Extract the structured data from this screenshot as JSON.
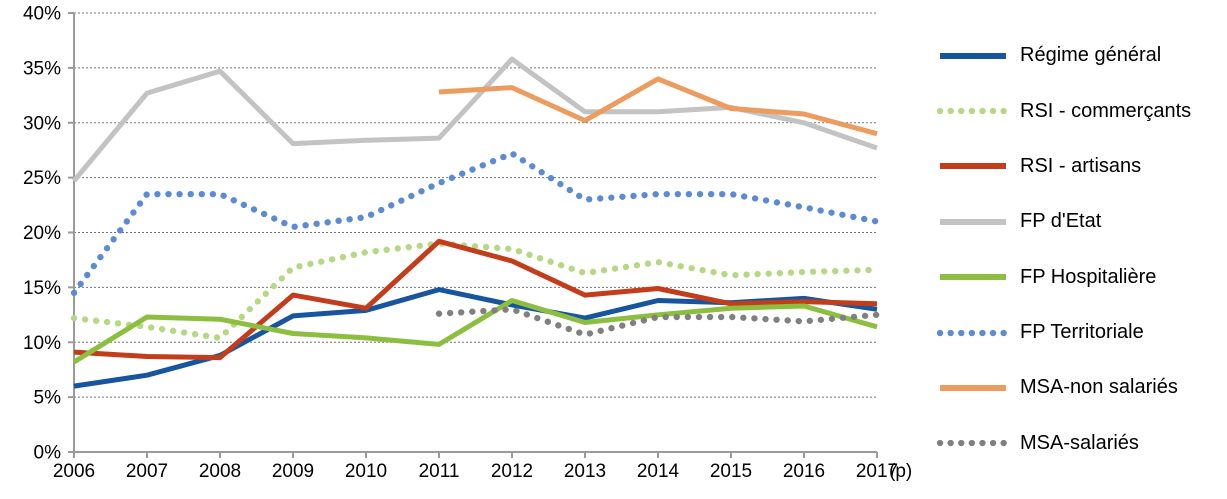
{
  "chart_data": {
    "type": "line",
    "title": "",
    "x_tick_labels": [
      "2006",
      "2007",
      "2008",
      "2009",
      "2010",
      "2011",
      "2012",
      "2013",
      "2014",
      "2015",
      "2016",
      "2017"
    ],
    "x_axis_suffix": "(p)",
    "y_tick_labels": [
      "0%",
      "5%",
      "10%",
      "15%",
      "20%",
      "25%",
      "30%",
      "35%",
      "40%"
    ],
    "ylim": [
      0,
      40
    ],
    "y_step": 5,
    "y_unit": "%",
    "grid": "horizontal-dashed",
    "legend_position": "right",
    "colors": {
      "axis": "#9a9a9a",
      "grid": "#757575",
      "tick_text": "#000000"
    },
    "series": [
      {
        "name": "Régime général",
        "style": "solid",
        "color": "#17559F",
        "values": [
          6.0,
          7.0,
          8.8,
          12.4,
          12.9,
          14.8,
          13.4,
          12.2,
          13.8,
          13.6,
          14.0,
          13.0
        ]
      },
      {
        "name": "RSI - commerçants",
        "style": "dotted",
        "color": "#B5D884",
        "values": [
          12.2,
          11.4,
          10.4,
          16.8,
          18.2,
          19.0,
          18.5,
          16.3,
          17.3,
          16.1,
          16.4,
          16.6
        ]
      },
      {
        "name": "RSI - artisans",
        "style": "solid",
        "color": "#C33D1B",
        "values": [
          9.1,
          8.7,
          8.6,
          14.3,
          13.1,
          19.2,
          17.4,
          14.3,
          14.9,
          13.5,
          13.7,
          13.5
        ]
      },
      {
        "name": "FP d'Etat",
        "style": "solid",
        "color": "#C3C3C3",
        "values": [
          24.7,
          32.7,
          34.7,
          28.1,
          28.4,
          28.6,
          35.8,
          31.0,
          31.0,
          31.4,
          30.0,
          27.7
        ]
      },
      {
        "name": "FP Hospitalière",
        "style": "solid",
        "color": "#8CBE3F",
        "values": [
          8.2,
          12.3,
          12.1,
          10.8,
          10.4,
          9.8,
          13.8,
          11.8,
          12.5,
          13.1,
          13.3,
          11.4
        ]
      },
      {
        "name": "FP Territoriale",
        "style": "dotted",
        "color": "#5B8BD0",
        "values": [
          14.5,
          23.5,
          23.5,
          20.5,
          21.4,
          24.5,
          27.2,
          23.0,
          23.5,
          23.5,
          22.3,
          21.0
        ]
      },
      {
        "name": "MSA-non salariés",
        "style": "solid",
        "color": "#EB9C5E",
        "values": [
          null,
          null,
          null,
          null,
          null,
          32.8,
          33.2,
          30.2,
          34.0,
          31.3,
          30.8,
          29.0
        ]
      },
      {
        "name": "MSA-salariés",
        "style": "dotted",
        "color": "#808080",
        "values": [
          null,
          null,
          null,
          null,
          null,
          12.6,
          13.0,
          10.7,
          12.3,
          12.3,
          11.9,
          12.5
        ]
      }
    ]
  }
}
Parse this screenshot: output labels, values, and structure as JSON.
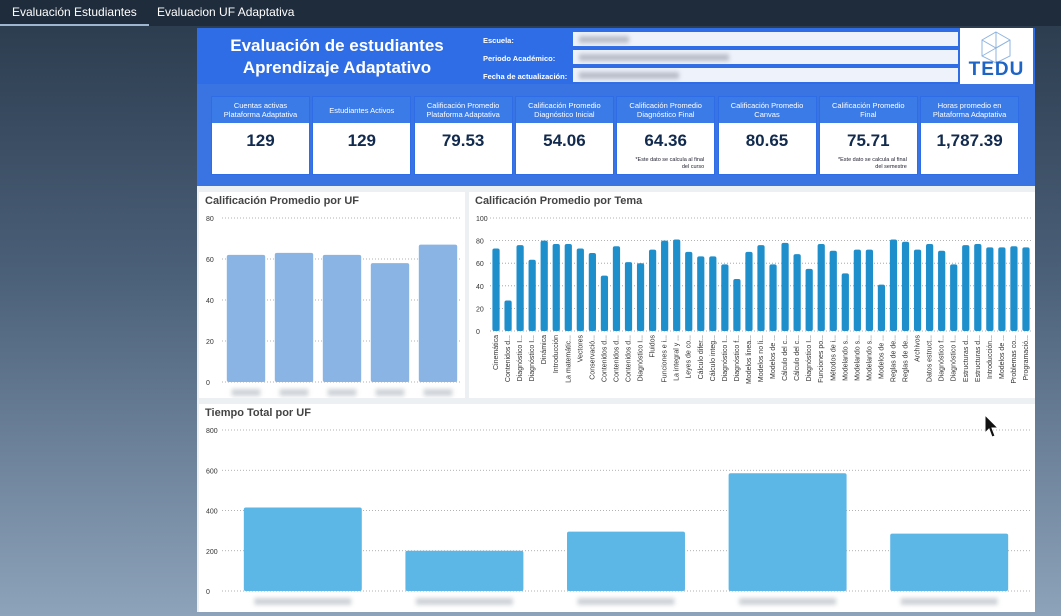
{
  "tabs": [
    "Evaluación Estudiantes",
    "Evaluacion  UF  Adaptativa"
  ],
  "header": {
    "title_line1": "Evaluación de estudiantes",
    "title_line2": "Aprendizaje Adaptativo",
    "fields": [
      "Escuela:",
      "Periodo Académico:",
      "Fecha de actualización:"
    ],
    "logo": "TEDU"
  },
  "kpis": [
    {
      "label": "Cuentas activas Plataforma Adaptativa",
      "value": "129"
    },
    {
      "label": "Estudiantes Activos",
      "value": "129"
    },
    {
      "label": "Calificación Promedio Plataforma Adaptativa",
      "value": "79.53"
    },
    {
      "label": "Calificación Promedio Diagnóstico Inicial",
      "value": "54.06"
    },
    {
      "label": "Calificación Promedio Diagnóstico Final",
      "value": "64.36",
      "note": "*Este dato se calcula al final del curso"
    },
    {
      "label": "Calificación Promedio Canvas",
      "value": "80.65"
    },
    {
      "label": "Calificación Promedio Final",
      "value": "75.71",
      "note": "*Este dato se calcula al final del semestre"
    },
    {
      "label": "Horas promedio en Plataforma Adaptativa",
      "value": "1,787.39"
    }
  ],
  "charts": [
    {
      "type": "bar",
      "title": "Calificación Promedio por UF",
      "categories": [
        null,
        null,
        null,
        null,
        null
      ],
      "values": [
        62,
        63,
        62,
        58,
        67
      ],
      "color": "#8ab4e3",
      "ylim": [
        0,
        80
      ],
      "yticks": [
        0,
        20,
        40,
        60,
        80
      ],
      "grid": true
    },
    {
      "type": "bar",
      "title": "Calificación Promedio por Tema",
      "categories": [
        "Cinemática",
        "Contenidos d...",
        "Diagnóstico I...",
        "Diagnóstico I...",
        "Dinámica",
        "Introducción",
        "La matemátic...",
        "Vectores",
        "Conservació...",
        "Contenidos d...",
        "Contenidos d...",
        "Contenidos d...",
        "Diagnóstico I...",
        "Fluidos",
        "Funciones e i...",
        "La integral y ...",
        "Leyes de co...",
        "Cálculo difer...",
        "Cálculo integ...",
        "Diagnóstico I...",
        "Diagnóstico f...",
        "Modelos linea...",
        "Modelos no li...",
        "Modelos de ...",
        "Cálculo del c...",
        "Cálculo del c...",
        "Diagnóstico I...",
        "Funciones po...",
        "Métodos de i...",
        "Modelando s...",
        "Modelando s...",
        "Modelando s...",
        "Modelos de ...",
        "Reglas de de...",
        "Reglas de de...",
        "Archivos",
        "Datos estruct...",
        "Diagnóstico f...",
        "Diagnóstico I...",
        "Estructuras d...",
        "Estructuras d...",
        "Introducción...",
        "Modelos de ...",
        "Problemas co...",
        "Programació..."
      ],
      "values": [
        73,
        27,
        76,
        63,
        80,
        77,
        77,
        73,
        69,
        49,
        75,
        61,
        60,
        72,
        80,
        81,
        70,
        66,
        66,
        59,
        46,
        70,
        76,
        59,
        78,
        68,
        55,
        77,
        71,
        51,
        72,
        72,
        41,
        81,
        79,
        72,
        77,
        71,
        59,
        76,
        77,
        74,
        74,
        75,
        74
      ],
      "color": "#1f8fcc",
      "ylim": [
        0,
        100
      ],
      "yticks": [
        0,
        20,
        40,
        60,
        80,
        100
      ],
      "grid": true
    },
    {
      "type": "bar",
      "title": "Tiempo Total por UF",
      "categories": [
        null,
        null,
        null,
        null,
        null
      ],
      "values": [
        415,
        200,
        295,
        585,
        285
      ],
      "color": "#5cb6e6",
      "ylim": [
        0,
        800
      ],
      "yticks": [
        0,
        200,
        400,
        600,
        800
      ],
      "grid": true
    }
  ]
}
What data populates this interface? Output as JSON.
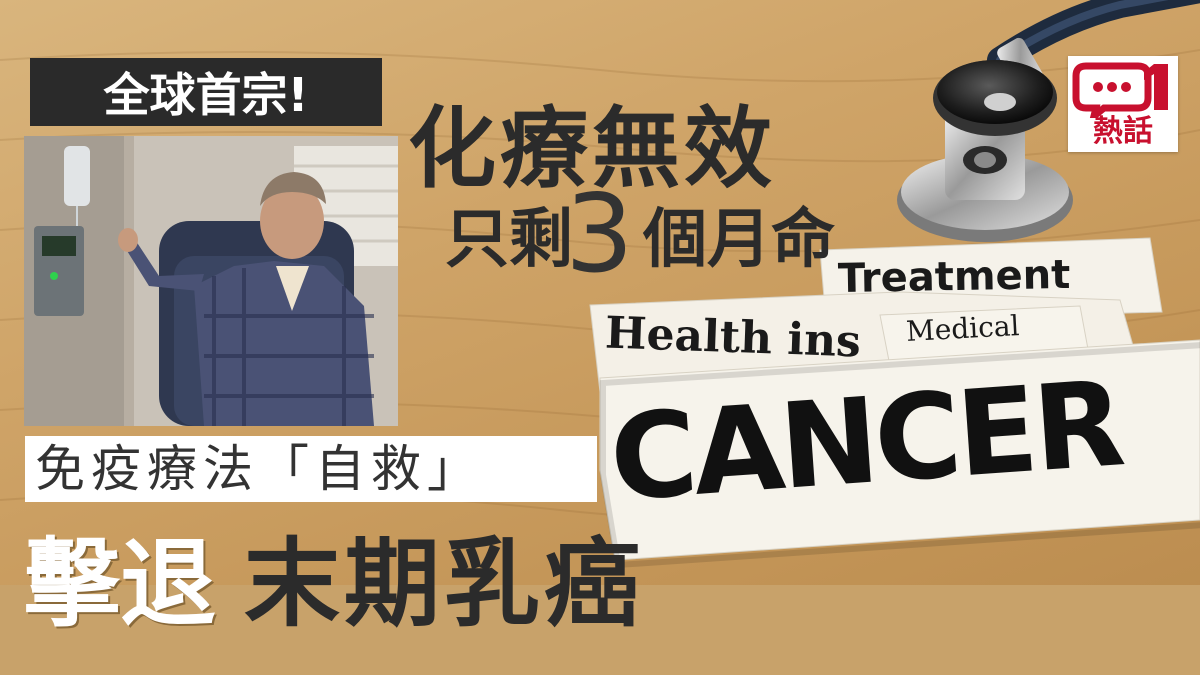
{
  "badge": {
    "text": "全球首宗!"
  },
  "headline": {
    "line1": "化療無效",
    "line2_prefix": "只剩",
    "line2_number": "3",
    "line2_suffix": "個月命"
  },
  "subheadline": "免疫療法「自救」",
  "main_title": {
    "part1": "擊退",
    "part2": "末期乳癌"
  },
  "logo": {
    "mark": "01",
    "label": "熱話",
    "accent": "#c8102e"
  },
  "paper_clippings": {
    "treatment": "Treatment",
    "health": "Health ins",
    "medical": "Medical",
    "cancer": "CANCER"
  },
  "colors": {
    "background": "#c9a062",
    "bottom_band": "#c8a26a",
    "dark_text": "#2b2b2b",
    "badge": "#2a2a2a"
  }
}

=-=-=

Return the number of lines that include the word "Evaluación", and nothing else.

2